- **STATED PROBLEM**:
Leave out the pictures, then reproduce the rest of the material exactly.

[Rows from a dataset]

* * * * * * * * *

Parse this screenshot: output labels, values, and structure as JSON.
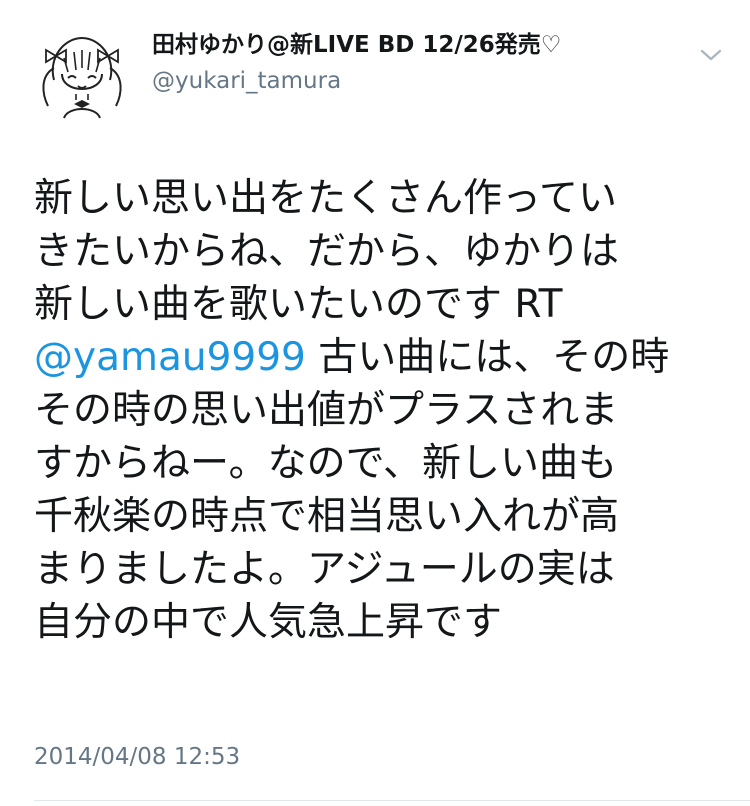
{
  "user": {
    "display_name": "田村ゆかり@新LIVE BD 12/26発売♡",
    "handle": "@yukari_tamura",
    "avatar_icon": "anime-girl-sketch-avatar"
  },
  "menu": {
    "icon": "chevron-down-icon"
  },
  "tweet": {
    "lines": [
      {
        "text": "新しい思い出をたくさん作ってい"
      },
      {
        "text": "きたいからね、だから、ゆかりは"
      },
      {
        "text": "新しい曲を歌いたいのです RT"
      },
      {
        "mention": "@yamau9999",
        "text": " 古い曲には、その時"
      },
      {
        "text": "その時の思い出値がプラスされま"
      },
      {
        "text": "すからねー。なので、新しい曲も"
      },
      {
        "text": "千秋楽の時点で相当思い入れが高"
      },
      {
        "text": "まりましたよ。アジュールの実は"
      },
      {
        "text": "自分の中で人気急上昇です"
      }
    ],
    "timestamp": "2014/04/08 12:53"
  },
  "colors": {
    "text": "#14171a",
    "secondary": "#657786",
    "link": "#1b95e0",
    "divider": "#e1e8ed"
  }
}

* * * * * * * * *

- **THE ANSWER**:
Parse this screenshot: output labels, values, and structure as JSON.
{
  "user": {
    "display_name": "田村ゆかり@新LIVE BD 12/26発売♡",
    "handle": "@yukari_tamura",
    "avatar_icon": "anime-girl-sketch-avatar"
  },
  "menu": {
    "icon": "chevron-down-icon"
  },
  "tweet": {
    "lines": [
      {
        "text": "新しい思い出をたくさん作ってい"
      },
      {
        "text": "きたいからね、だから、ゆかりは"
      },
      {
        "text": "新しい曲を歌いたいのです RT"
      },
      {
        "mention": "@yamau9999",
        "text": " 古い曲には、その時"
      },
      {
        "text": "その時の思い出値がプラスされま"
      },
      {
        "text": "すからねー。なので、新しい曲も"
      },
      {
        "text": "千秋楽の時点で相当思い入れが高"
      },
      {
        "text": "まりましたよ。アジュールの実は"
      },
      {
        "text": "自分の中で人気急上昇です"
      }
    ],
    "timestamp": "2014/04/08 12:53"
  },
  "colors": {
    "text": "#14171a",
    "secondary": "#657786",
    "link": "#1b95e0",
    "divider": "#e1e8ed"
  }
}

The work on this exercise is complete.